Aim of the task - Look for the string "header" in every line, and copy each line that has it.

--- begin Information shown ---

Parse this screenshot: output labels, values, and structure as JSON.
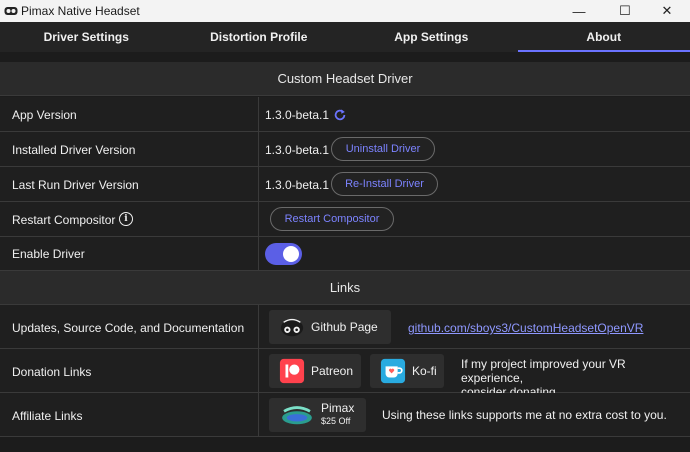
{
  "window": {
    "title": "Pimax Native Headset",
    "minimize_glyph": "—",
    "maximize_glyph": "☐",
    "close_glyph": "✕"
  },
  "tabs": [
    {
      "label": "Driver Settings",
      "active": false
    },
    {
      "label": "Distortion Profile",
      "active": false
    },
    {
      "label": "App Settings",
      "active": false
    },
    {
      "label": "About",
      "active": true
    }
  ],
  "custom_driver": {
    "header": "Custom Headset Driver",
    "app_version": {
      "label": "App Version",
      "value": "1.3.0-beta.1",
      "icon": "refresh-icon"
    },
    "installed_driver": {
      "label": "Installed Driver Version",
      "value": "1.3.0-beta.1",
      "button": "Uninstall Driver"
    },
    "last_run_driver": {
      "label": "Last Run Driver Version",
      "value": "1.3.0-beta.1",
      "button": "Re-Install Driver"
    },
    "restart_compositor": {
      "label": "Restart Compositor",
      "icon": "info-icon",
      "info_glyph": "i",
      "button": "Restart Compositor"
    },
    "enable_driver": {
      "label": "Enable Driver",
      "enabled": true
    }
  },
  "links": {
    "header": "Links",
    "updates": {
      "label": "Updates, Source Code, and Documentation",
      "github_button": "Github Page",
      "github_icon": "github-icon",
      "url_text": "github.com/sboys3/CustomHeadsetOpenVR"
    },
    "donation": {
      "label": "Donation Links",
      "patreon_button": "Patreon",
      "patreon_icon": "patreon-icon",
      "kofi_button": "Ko-fi",
      "kofi_icon": "kofi-icon",
      "note_line1": "If my project improved your VR experience,",
      "note_line2": "consider donating."
    },
    "affiliate": {
      "label": "Affiliate Links",
      "pimax_button": "Pimax",
      "pimax_sub": "$25 Off",
      "pimax_icon": "pimax-icon",
      "note": "Using these links supports me at no extra cost to you."
    }
  },
  "colors": {
    "accent": "#5b5fe6",
    "link": "#8f98ff",
    "background": "#1c1c1c",
    "patreon": "#ff424d",
    "kofi": "#29abe0"
  }
}
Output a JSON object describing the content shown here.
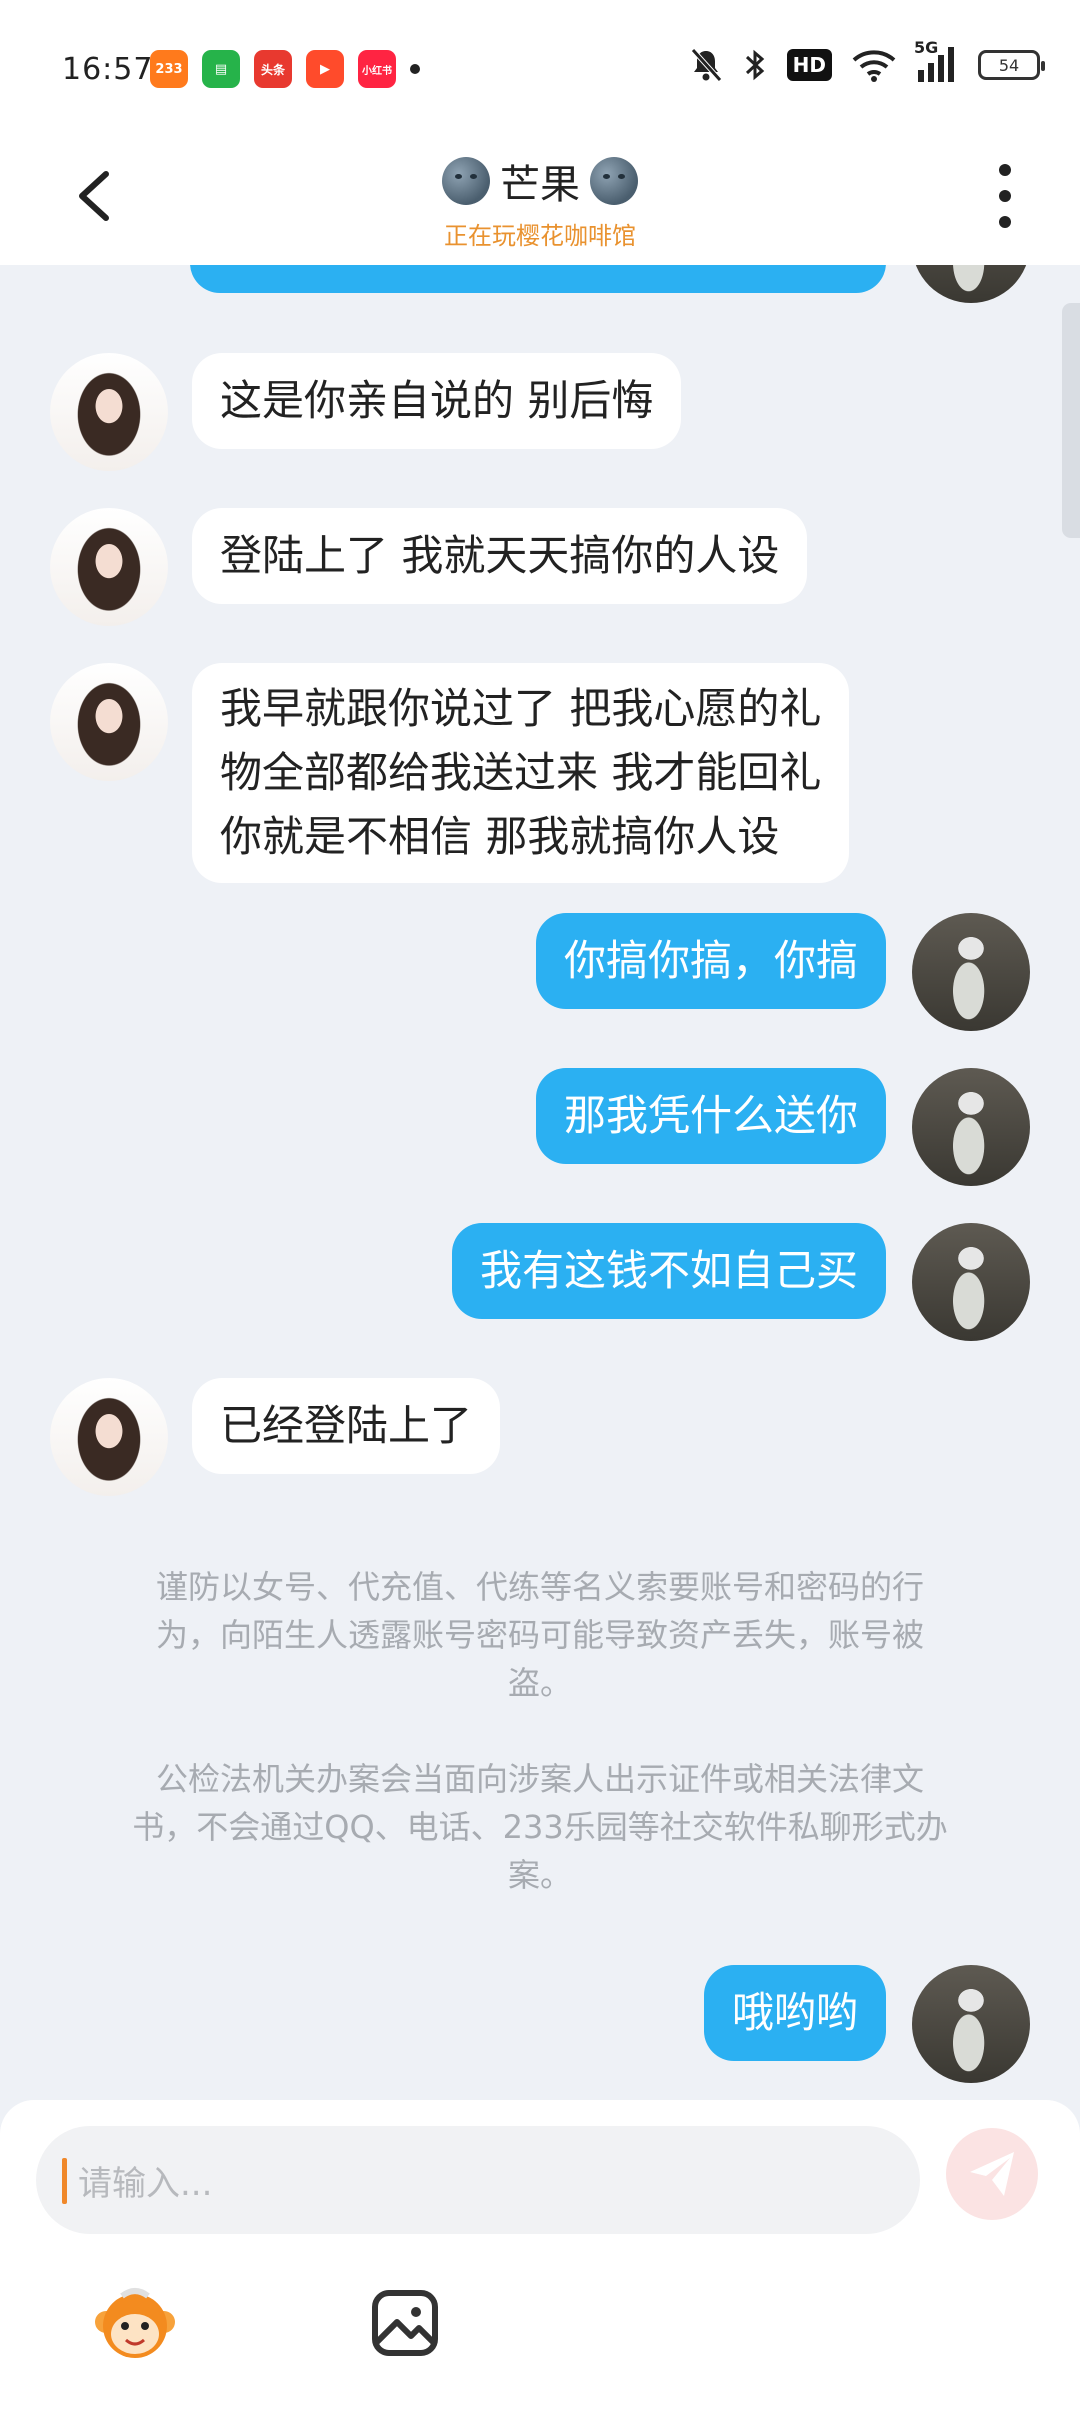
{
  "status_bar": {
    "time": "16:57",
    "apps": [
      {
        "name": "233乐园",
        "color": "#ff7a1c"
      },
      {
        "name": "微信读书",
        "color": "#26b34a"
      },
      {
        "name": "头条",
        "color": "#e8392f"
      },
      {
        "name": "视频",
        "color": "#ff4b2b"
      },
      {
        "name": "小红书",
        "color": "#ff2442"
      }
    ],
    "network": "5G",
    "hd": "HD",
    "battery": "54"
  },
  "header": {
    "title": "芒果",
    "subtitle": "正在玩樱花咖啡馆"
  },
  "messages": [
    {
      "side": "in",
      "text": "这是你亲自说的 别后悔"
    },
    {
      "side": "in",
      "text": "登陆上了 我就天天搞你的人设"
    },
    {
      "side": "in",
      "lines": [
        "我早就跟你说过了 把我心愿的礼",
        "物全部都给我送过来 我才能回礼",
        "你就是不相信 那我就搞你人设"
      ]
    },
    {
      "side": "out",
      "text": "你搞你搞，你搞"
    },
    {
      "side": "out",
      "text": "那我凭什么送你"
    },
    {
      "side": "out",
      "text": "我有这钱不如自己买"
    },
    {
      "side": "in",
      "text": "已经登陆上了"
    },
    {
      "side": "out",
      "text": "哦哟哟"
    }
  ],
  "notices": [
    {
      "lines": [
        "谨防以女号、代充值、代练等名义索要账号和密码的行",
        "为，向陌生人透露账号密码可能导致资产丢失，账号被",
        "盗。"
      ]
    },
    {
      "lines": [
        "公检法机关办案会当面向涉案人出示证件或相关法律文",
        "书，不会通过QQ、电话、233乐园等社交软件私聊形式办",
        "案。"
      ]
    }
  ],
  "input": {
    "placeholder": "请输入..."
  },
  "colors": {
    "outgoing_bubble": "#2bb0f2",
    "incoming_bubble": "#ffffff",
    "background": "#eef1f6",
    "accent": "#e9922f"
  }
}
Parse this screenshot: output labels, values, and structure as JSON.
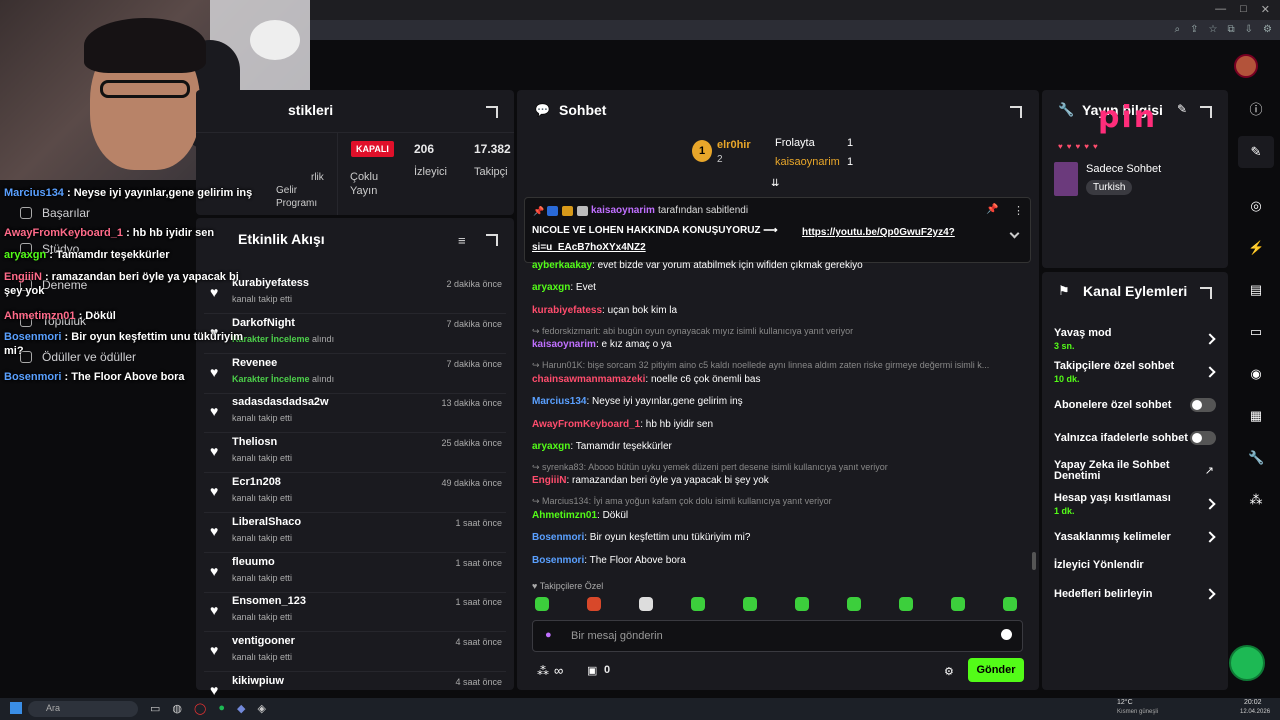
{
  "browser": {
    "min": "—",
    "max": "□",
    "close": "✕"
  },
  "stats": {
    "title": "stikleri",
    "kapali": "KAPALI",
    "coklu": "Çoklu Yayın",
    "viewers_value": "206",
    "viewers_label": "İzleyici",
    "followers_value": "17.382",
    "followers_label": "Takipçi",
    "gelir": "Gelir Programı",
    "rlik": "rlik"
  },
  "left_nav": {
    "basarilar": "Başarılar",
    "studyo": "Stüdyo",
    "deneme": "Deneme",
    "topluluk": "Topluluk",
    "odul": "Ödüller ve ödüller"
  },
  "activity": {
    "title": "Etkinlik Akışı",
    "rows": [
      {
        "name": "kurabiyefatess",
        "sub": "kanalı takip etti",
        "time": "2 dakika önce"
      },
      {
        "name": "DarkofNight",
        "sub_green": "Karakter İnceleme",
        "sub": " alındı",
        "time": "7 dakika önce"
      },
      {
        "name": "Revenee",
        "sub_green": "Karakter İnceleme",
        "sub": " alındı",
        "time": "7 dakika önce"
      },
      {
        "name": "sadasdasdadsa2w",
        "sub": "kanalı takip etti",
        "time": "13 dakika önce"
      },
      {
        "name": "Theliosn",
        "sub": "kanalı takip etti",
        "time": "25 dakika önce"
      },
      {
        "name": "Ecr1n208",
        "sub": "kanalı takip etti",
        "time": "49 dakika önce"
      },
      {
        "name": "LiberalShaco",
        "sub": "kanalı takip etti",
        "time": "1 saat önce"
      },
      {
        "name": "fleuumo",
        "sub": "kanalı takip etti",
        "time": "1 saat önce"
      },
      {
        "name": "Ensomen_123",
        "sub": "kanalı takip etti",
        "time": "1 saat önce"
      },
      {
        "name": "ventigooner",
        "sub": "kanalı takip etti",
        "time": "4 saat önce"
      },
      {
        "name": "kikiwpiuw",
        "sub": "",
        "time": "4 saat önce"
      }
    ]
  },
  "chat": {
    "title": "Sohbet",
    "top": {
      "first_name": "elr0hir",
      "first_count": "2",
      "second_name": "Frolayta",
      "second_count": "1",
      "third_name": "kaisaoynarim",
      "third_count": "1",
      "rank": "1"
    },
    "pinned": {
      "by_user": "kaisaoynarim",
      "by_suffix": "tarafından sabitlendi",
      "text": "NICOLE VE LOHEN HAKKINDA KONUŞUYORUZ ⟶",
      "link": "https://youtu.be/Qp0GwuF2yz4?si=u_EAcB7hoXYx4NZ2"
    },
    "messages": [
      {
        "user": "ayberkaakay",
        "color": "#53fc18",
        "text": ": evet bizde var yorum atabilmek için wifiden çıkmak gerekiyo"
      },
      {
        "user": "aryaxgn",
        "color": "#53fc18",
        "text": ": Evet"
      },
      {
        "user": "kurabiyefatess",
        "color": "#ff4d6d",
        "text": ": uçan bok kim la"
      },
      {
        "reply": "fedorskizmarit: abi bugün oyun oynayacak mıyız isimli kullanıcıya yanıt veriyor"
      },
      {
        "user": "kaisaoynarim",
        "color": "#c070ff",
        "text": ": e kız amaç o ya"
      },
      {
        "reply": "Harun01K: bişe sorcam 32 pitiyim aino c5 kaldı noellede aynı linnea aldım zaten riske girmeye değermi isimli k..."
      },
      {
        "user": "chainsawmanmamazeki",
        "color": "#ff4d6d",
        "text": ": noelle c6 çok önemli bas"
      },
      {
        "user": "Marcius134",
        "color": "#5aa0ff",
        "text": ": Neyse iyi yayınlar,gene gelirim inş"
      },
      {
        "user": "AwayFromKeyboard_1",
        "color": "#ff4d6d",
        "text": ": hb hb iyidir sen"
      },
      {
        "user": "aryaxgn",
        "color": "#53fc18",
        "text": ": Tamamdır teşekkürler"
      },
      {
        "reply": "syrenka83: Abooo bütün uyku yemek düzeni pert desene isimli kullanıcıya yanıt veriyor"
      },
      {
        "user": "EngiiiN",
        "color": "#ff4d6d",
        "text": ": ramazandan beri öyle ya yapacak bi şey yok"
      },
      {
        "reply": "Marcius134: İyi ama yoğun  kafam çok dolu isimli kullanıcıya yanıt veriyor"
      },
      {
        "user": "Ahmetimzn01",
        "color": "#53fc18",
        "text": ": Dökül"
      },
      {
        "user": "Bosenmori",
        "color": "#5aa0ff",
        "text": ": Bir oyun keşfettim unu tüküriyim mi?"
      },
      {
        "user": "Bosenmori",
        "color": "#5aa0ff",
        "text": ": The Floor Above bora"
      }
    ],
    "followers_only": "Takipçilere Özel",
    "input_placeholder": "Bir mesaj gönderin",
    "send": "Gönder",
    "infinity": "∞",
    "zero": "0"
  },
  "info": {
    "title": "Yayın bilgisi",
    "subtitle": "Sadece Sohbet",
    "tag": "Turkish"
  },
  "actions": {
    "title": "Kanal Eylemleri",
    "slow": "Yavaş mod",
    "slow_v": "3 sn.",
    "follow_only": "Takipçilere özel sohbet",
    "follow_only_v": "10 dk.",
    "sub_only": "Abonelere özel sohbet",
    "emote_only": "Yalnızca ifadelerle sohbet",
    "ai": "Yapay Zeka ile Sohbet Denetimi",
    "age": "Hesap yaşı kısıtlaması",
    "age_v": "1 dk.",
    "banned": "Yasaklanmış kelimeler",
    "redirect": "İzleyici Yönlendir",
    "goals": "Hedefleri belirleyin"
  },
  "overlay": [
    {
      "user": "Marcius134",
      "color": "#5aa0ff",
      "text": " : Neyse iyi yayınlar,gene gelirim inş"
    },
    {
      "user": "AwayFromKeyboard_1",
      "color": "#ff6b8a",
      "text": " : hb hb iyidir sen"
    },
    {
      "user": "aryaxgn",
      "color": "#53fc18",
      "text": " : Tamamdır teşekkürler"
    },
    {
      "user": "EngiiiN",
      "color": "#ff6b8a",
      "text": " : ramazandan beri öyle ya yapacak bi şey yok"
    },
    {
      "user": "Ahmetimzn01",
      "color": "#ff6b8a",
      "text": " : Dökül"
    },
    {
      "user": "Bosenmori",
      "color": "#5aa0ff",
      "text": " : Bir oyun keşfettim unu tüküriyim mi?"
    },
    {
      "user": "Bosenmori",
      "color": "#5aa0ff",
      "text": " : The Floor Above bora"
    }
  ],
  "pin_logo": "pin",
  "taskbar": {
    "search": "Ara",
    "weather": "12°C",
    "weather_sub": "Kısmen güneşli",
    "time": "20:02",
    "date": "12.04.2026"
  }
}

--- end Information shown ---

Exercise answer -
    "header": "Custom Headset Driver",
    "header": "Links",
  "header": {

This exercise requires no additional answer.